Aim:
Go through the material below and copy all lines with "Hassan".

::::

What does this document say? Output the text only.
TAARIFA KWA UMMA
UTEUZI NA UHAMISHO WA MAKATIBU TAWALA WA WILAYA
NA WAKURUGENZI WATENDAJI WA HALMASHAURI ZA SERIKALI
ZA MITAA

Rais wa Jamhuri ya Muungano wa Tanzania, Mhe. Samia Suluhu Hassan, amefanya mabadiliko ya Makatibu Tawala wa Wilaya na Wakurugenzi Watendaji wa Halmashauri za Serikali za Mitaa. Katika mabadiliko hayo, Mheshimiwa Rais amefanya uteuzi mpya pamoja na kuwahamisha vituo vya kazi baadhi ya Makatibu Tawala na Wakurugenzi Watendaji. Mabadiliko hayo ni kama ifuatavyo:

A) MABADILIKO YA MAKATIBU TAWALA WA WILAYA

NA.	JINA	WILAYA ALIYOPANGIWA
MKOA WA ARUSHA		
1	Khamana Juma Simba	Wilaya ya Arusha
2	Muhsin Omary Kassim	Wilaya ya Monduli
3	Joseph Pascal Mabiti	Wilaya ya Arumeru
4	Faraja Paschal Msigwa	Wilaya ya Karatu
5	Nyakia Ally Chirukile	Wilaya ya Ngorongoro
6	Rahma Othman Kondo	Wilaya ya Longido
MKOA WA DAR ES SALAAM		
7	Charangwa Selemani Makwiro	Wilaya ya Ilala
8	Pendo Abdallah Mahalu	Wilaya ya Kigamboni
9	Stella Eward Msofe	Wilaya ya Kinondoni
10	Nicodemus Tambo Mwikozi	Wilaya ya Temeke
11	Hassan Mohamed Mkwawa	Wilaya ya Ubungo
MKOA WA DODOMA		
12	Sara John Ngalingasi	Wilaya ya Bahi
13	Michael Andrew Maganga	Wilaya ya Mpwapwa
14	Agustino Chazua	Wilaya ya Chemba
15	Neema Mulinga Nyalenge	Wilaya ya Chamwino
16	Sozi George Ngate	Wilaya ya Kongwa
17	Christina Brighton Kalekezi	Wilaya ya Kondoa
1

::::

Exercise solution:
Rais wa Jamhuri ya Muungano wa Tanzania, Mhe. Samia Suluhu Hassan, amefanya mabadiliko ya Makatibu Tawala wa Wilaya na Wakurugenzi Watendaji wa Halmashauri za Serikali za Mitaa. Katika mabadiliko hayo, Mheshimiwa Rais amefanya uteuzi mpya pamoja na kuwahamisha vituo vya kazi baadhi ya Makatibu Tawala na Wakurugenzi Watendaji. Mabadiliko hayo ni kama ifuatavyo:
11	Hassan Mohamed Mkwawa	Wilaya ya Ubungo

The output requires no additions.